> _What needs to be done_
Without the pictures, set down the records below word for word.

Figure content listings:
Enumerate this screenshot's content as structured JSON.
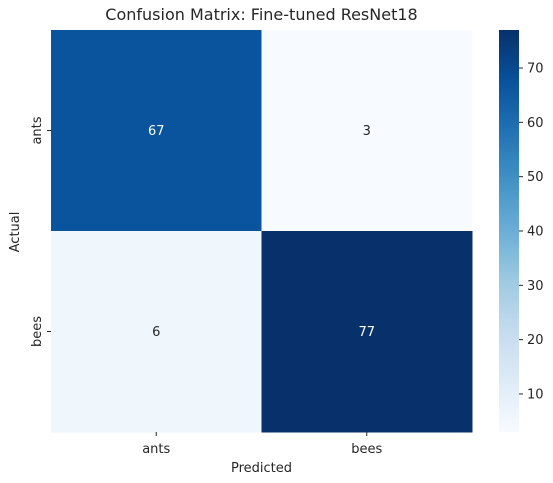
{
  "chart_data": {
    "type": "heatmap",
    "title": "Confusion Matrix: Fine-tuned ResNet18",
    "xlabel": "Predicted",
    "ylabel": "Actual",
    "x_categories": [
      "ants",
      "bees"
    ],
    "y_categories": [
      "ants",
      "bees"
    ],
    "values": [
      [
        67,
        3
      ],
      [
        6,
        77
      ]
    ],
    "annotations": [
      "67",
      "3",
      "6",
      "77"
    ],
    "colormap": "Blues",
    "color_range": [
      3,
      77
    ],
    "colorbar_ticks": [
      10,
      20,
      30,
      40,
      50,
      60,
      70
    ],
    "colorbar_tick_labels": [
      "10",
      "20",
      "30",
      "40",
      "50",
      "60",
      "70"
    ],
    "grid": false
  }
}
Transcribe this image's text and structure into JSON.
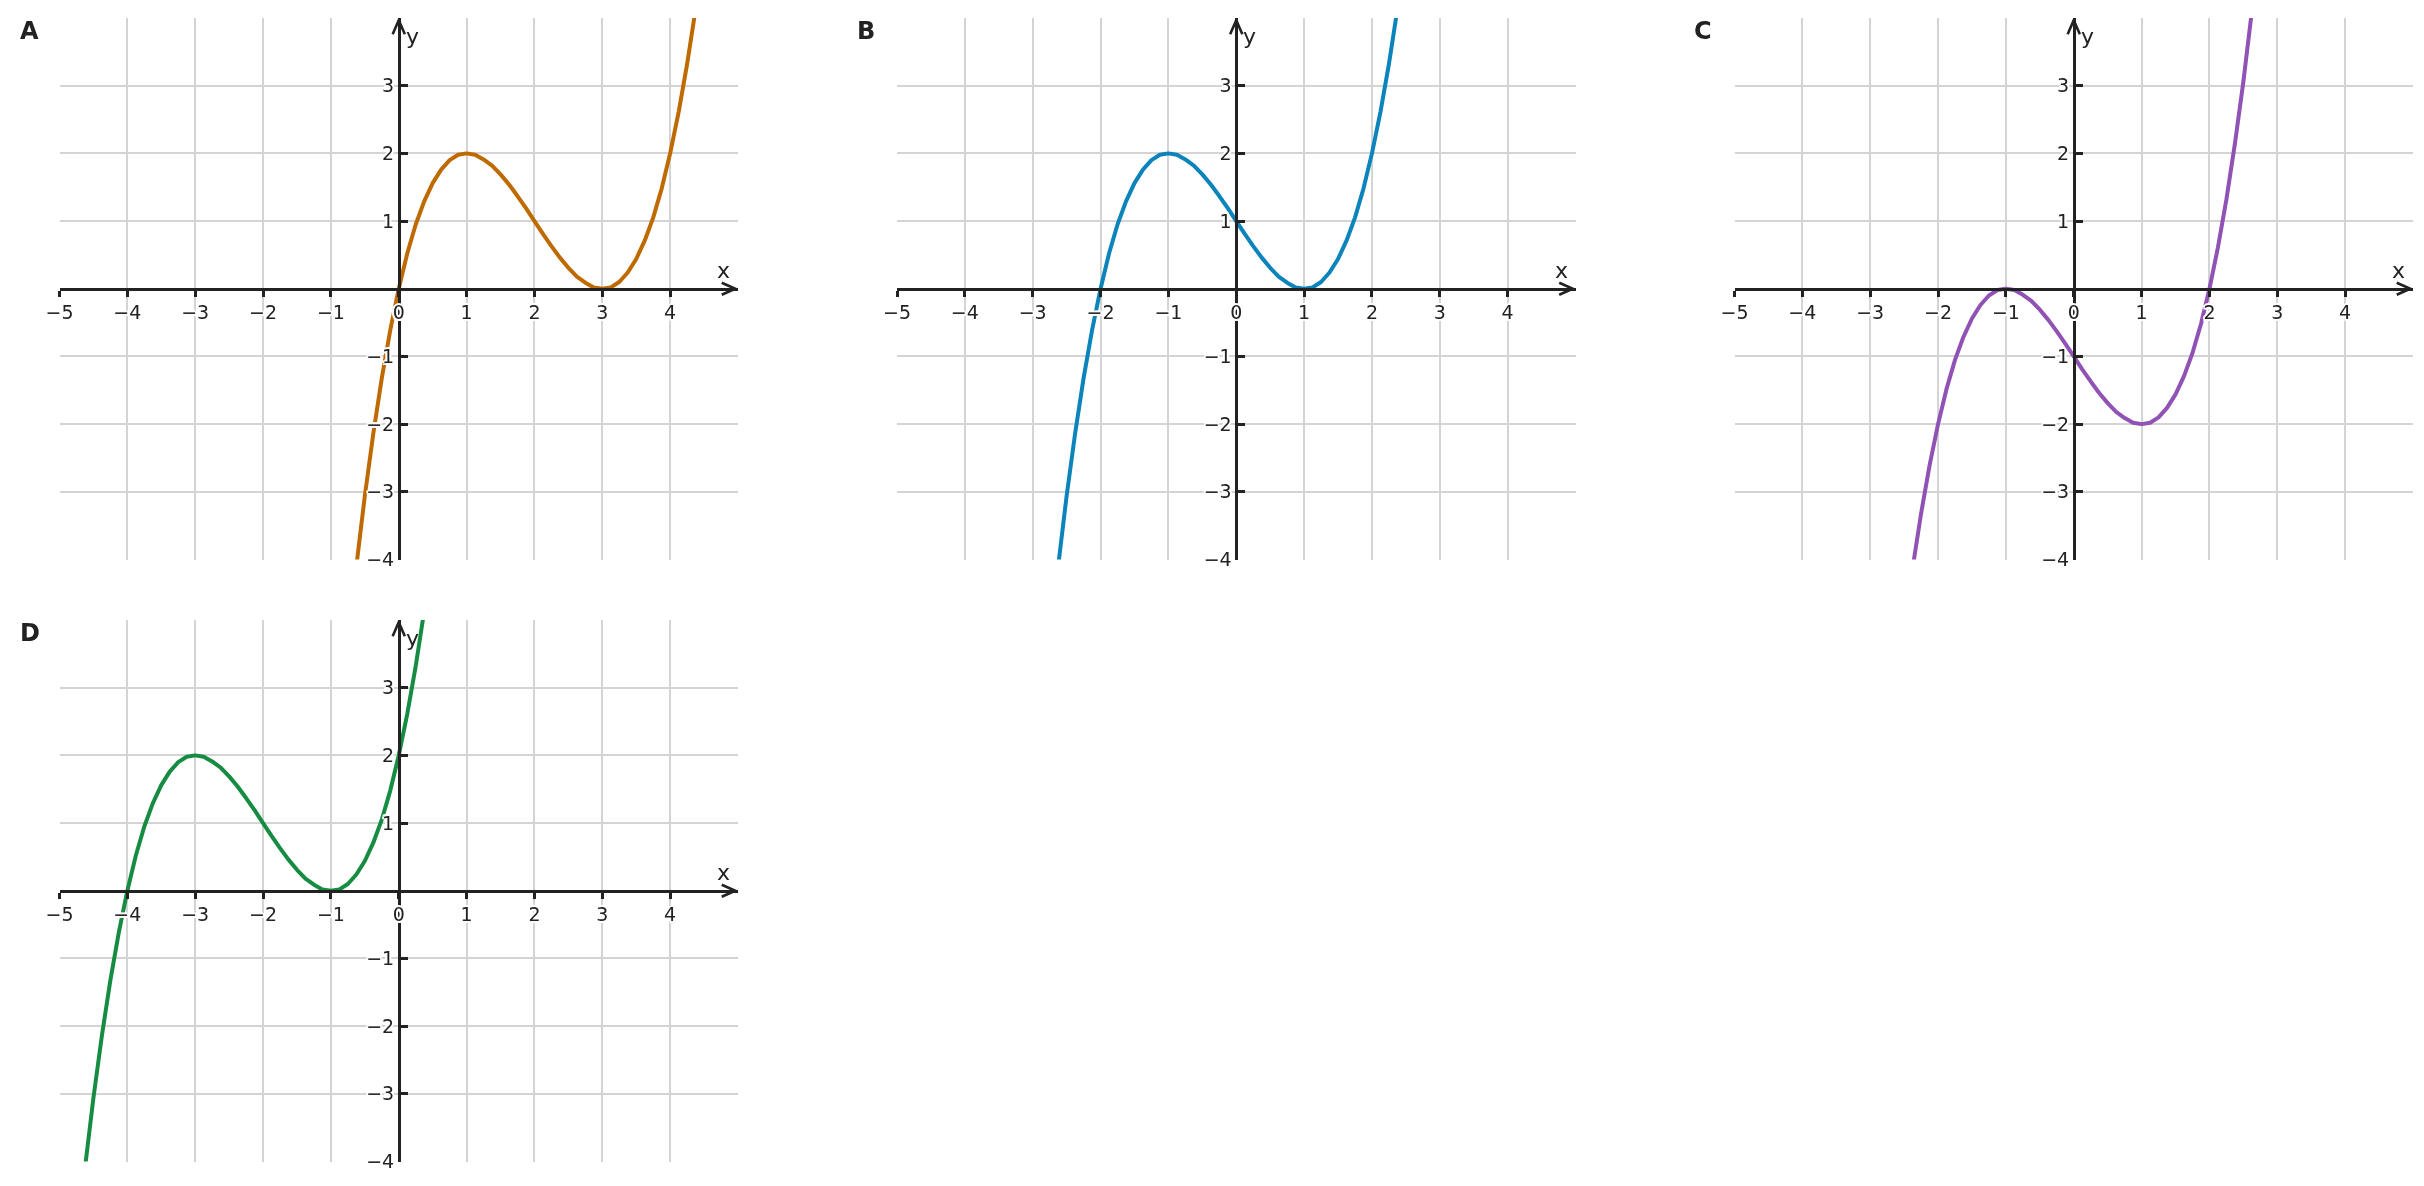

> _Task solution_
Enumerate this screenshot's content as structured JSON.
{
  "chart_data": {
    "type": "heatmap",
    "title": "Confusion Matrix: Fine-tuned ResNet18",
    "xlabel": "Predicted",
    "ylabel": "Actual",
    "x_categories": [
      "ants",
      "bees"
    ],
    "y_categories": [
      "ants",
      "bees"
    ],
    "values": [
      [
        67,
        3
      ],
      [
        6,
        77
      ]
    ],
    "annotations": [
      "67",
      "3",
      "6",
      "77"
    ],
    "colormap": "Blues",
    "color_range": [
      3,
      77
    ],
    "colorbar_ticks": [
      10,
      20,
      30,
      40,
      50,
      60,
      70
    ],
    "colorbar_tick_labels": [
      "10",
      "20",
      "30",
      "40",
      "50",
      "60",
      "70"
    ],
    "grid": false
  }
}
Transcribe this image's text and structure into JSON.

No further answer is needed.